— START DATASET CONTENT —

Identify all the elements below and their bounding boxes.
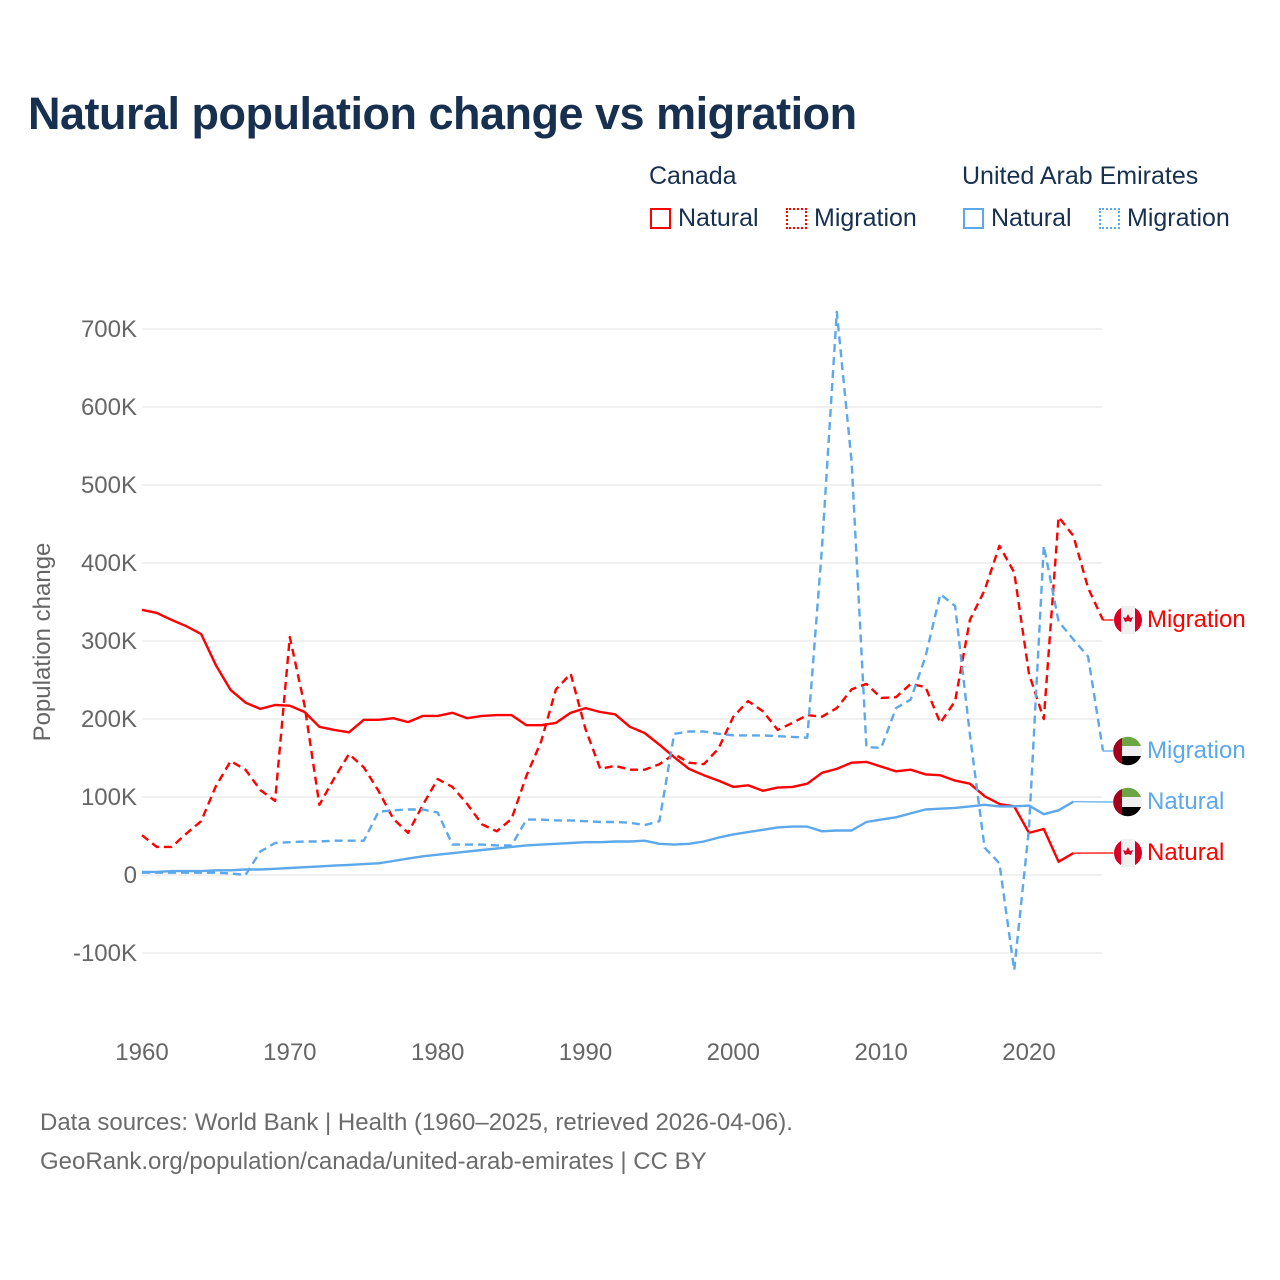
- end-label-uae-migration: Migration: [1113, 736, 1246, 766]
- canada-flag-icon: [1114, 839, 1142, 867]
- legend-group-title: Canada: [649, 162, 737, 190]
- svg-text:Migration: Migration: [1147, 606, 1246, 633]
- legend-swatch-dotted: [786, 208, 807, 229]
- y-tick-label: 600K: [81, 394, 137, 421]
- legend-item-canada-migration[interactable]: Migration: [786, 204, 917, 233]
- x-tick-label: 2020: [1002, 1039, 1055, 1066]
- y-tick-label: 200K: [81, 706, 137, 733]
- x-tick-label: 2010: [854, 1039, 907, 1066]
- end-label-canada-migration: Migration: [1114, 606, 1246, 634]
- y-axis-label: Population change: [29, 543, 56, 742]
- svg-text:Natural: Natural: [1147, 839, 1224, 866]
- x-tick-label: 1960: [115, 1039, 168, 1066]
- svg-text:Migration: Migration: [1147, 737, 1246, 764]
- legend-label: Migration: [814, 204, 917, 232]
- end-labels: Migration Migration Natural Natural: [1113, 606, 1246, 867]
- x-tick-label: 2000: [707, 1039, 760, 1066]
- series-lines: [141, 310, 1113, 972]
- footer-source: Data sources: World Bank | Health (1960–…: [40, 1109, 793, 1136]
- series-line-canada-natural: [141, 608, 1074, 863]
- series-line-canada-migration: [141, 515, 1104, 849]
- uae-flag-icon: [1113, 787, 1142, 817]
- legend-swatch-dotted: [1099, 208, 1120, 229]
- series-line-united-arab-emirates-natural: [142, 800, 1074, 874]
- end-label-canada-natural: Natural: [1114, 839, 1224, 867]
- legend-item-canada-natural[interactable]: Natural: [650, 204, 759, 233]
- y-tick-label: 300K: [81, 628, 137, 655]
- x-tick-label: 1970: [263, 1039, 316, 1066]
- x-axis-ticks: 1960 1970 1980 1990 2000 2010 2020: [115, 1039, 1055, 1066]
- x-tick-label: 1980: [411, 1039, 464, 1066]
- footer-link[interactable]: GeoRank.org/population/canada/united-ara…: [40, 1148, 707, 1175]
- series-line-united-arab-emirates-migration: [142, 310, 1105, 972]
- chart-title: Natural population change vs migration: [28, 88, 857, 139]
- end-label-uae-natural: Natural: [1113, 787, 1224, 817]
- legend-swatch-solid: [650, 208, 671, 229]
- y-axis-ticks: -100K 0 100K 200K 300K 400K 500K 600K 700K: [73, 316, 137, 967]
- legend-item-uae-natural[interactable]: Natural: [963, 204, 1072, 233]
- svg-text:Natural: Natural: [1147, 788, 1224, 815]
- y-tick-label: 500K: [81, 472, 137, 499]
- uae-flag-icon: [1113, 736, 1142, 766]
- legend-item-uae-migration[interactable]: Migration: [1099, 204, 1230, 233]
- y-tick-label: 700K: [81, 316, 137, 343]
- legend-swatch-solid: [963, 208, 984, 229]
- label-connector-united-arab-emirates-migration: [1102, 750, 1113, 752]
- legend-label: Migration: [1127, 204, 1230, 232]
- legend-label: Natural: [991, 204, 1072, 232]
- legend-label: Natural: [678, 204, 759, 232]
- y-tick-label: 0: [124, 862, 137, 889]
- legend-group-title: United Arab Emirates: [962, 162, 1199, 190]
- canada-flag-icon: [1114, 606, 1142, 634]
- y-tick-label: 100K: [81, 784, 137, 811]
- y-tick-label: 400K: [81, 550, 137, 577]
- gridlines: [142, 328, 1102, 954]
- y-tick-label: -100K: [73, 940, 137, 967]
- x-tick-label: 1990: [559, 1039, 612, 1066]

— END DATASET CONTENT —

DIRECTIONS:
Convert these lines into a JSON list of strings with one string per line, dropping any blank lines. Leave the pictures out.

RESULT FOR THIS TASK:
[
  "Identify all the elements below and their bounding boxes.",
  "- end-label-uae-migration: Migration: [1113, 736, 1246, 766]",
  "- canada-flag-icon: [1114, 839, 1142, 867]",
  "- legend-group-title: Canada: [649, 162, 737, 190]",
  "- svg-text:Migration: Migration: [1147, 606, 1246, 633]",
  "- legend-swatch-dotted: [786, 208, 807, 229]",
  "- y-tick-label: 600K: [81, 394, 137, 421]",
  "- legend-item-canada-migration[interactable]: Migration: [786, 204, 917, 233]",
  "- x-tick-label: 2020: [1002, 1039, 1055, 1066]",
  "- y-tick-label: 200K: [81, 706, 137, 733]",
  "- x-tick-label: 2010: [854, 1039, 907, 1066]",
  "- end-label-canada-migration: Migration: [1114, 606, 1246, 634]",
  "- y-axis-label: Population change: [29, 543, 56, 742]",
  "- svg-text:Natural: Natural: [1147, 839, 1224, 866]",
  "- x-tick-label: 1960: [115, 1039, 168, 1066]",
  "- svg-text:Migration: Migration: [1147, 737, 1246, 764]",
  "- legend-label: Migration: [814, 204, 917, 232]",
  "- end-labels: Migration Migration Natural Natural: [1113, 606, 1246, 867]",
  "- x-tick-label: 2000: [707, 1039, 760, 1066]",
  "- series-lines: [141, 310, 1113, 972]",
  "- footer-source: Data sources: World Bank | Health (1960–…: [40, 1109, 793, 1136]",
  "- series-line-canada-natural: [141, 608, 1074, 863]",
  "- series-line-canada-migration: [141, 515, 1104, 849]",
  "- uae-flag-icon: [1113, 787, 1142, 817]",
  "- legend-swatch-dotted: [1099, 208, 1120, 229]",
  "- series-line-united-arab-emirates-natural: [142, 800, 1074, 874]",
  "- end-label-canada-natural: Natural: [1114, 839, 1224, 867]",
  "- legend-item-canada-natural[interactable]: Natural: [650, 204, 759, 233]",
  "- y-tick-label: 300K: [81, 628, 137, 655]",
  "- x-tick-label: 1970: [263, 1039, 316, 1066]",
  "- x-axis-ticks: 1960 1970 1980 1990 2000 2010 2020: [115, 1039, 1055, 1066]",
  "- x-tick-label: 1980: [411, 1039, 464, 1066]",
  "- footer-link[interactable]: GeoRank.org/population/canada/united-ara…: [40, 1148, 707, 1175]",
  "- series-line-united-arab-emirates-migration: [142, 310, 1105, 972]",
  "- chart-title: Natural population change vs migration: [28, 88, 857, 139]",
  "- end-label-uae-natural: Natural: [1113, 787, 1224, 817]",
  "- legend-swatch-solid: [650, 208, 671, 229]",
  "- y-axis-ticks: -100K 0 100K 200K 300K 400K 500K 600K 700K: [73, 316, 137, 967]",
  "- legend-item-uae-natural[interactable]: Natural: [963, 204, 1072, 233]",
  "- svg-text:Natural: Natural: [1147, 788, 1224, 815]",
  "- y-tick-label: 500K: [81, 472, 137, 499]",
  "- uae-flag-icon: [1113, 736, 1142, 766]",
  "- legend-item-uae-migration[interactable]: Migration: [1099, 204, 1230, 233]",
  "- y-tick-label: 700K: [81, 316, 137, 343]",
  "- legend-swatch-solid: [963, 208, 984, 229]",
  "- label-connector-united-arab-emirates-migration: [1102, 750, 1113, 752]",
  "- legend-label: Migration: [1127, 204, 1230, 232]",
  "- legend-label: Natural: [991, 204, 1072, 232]",
  "- legend-label: Natural: [678, 204, 759, 232]",
  "- y-tick-label: 0: [124, 862, 137, 889]",
  "- legend-group-title: United Arab Emirates: [962, 162, 1199, 190]",
  "- canada-flag-icon: [1114, 606, 1142, 634]",
  "- y-tick-label: 100K: [81, 784, 137, 811]",
  "- y-tick-label: 400K: [81, 550, 137, 577]",
  "- gridlines: [142, 328, 1102, 954]",
  "- y-tick-label: -100K: [73, 940, 137, 967]",
  "- x-tick-label: 1990: [559, 1039, 612, 1066]"
]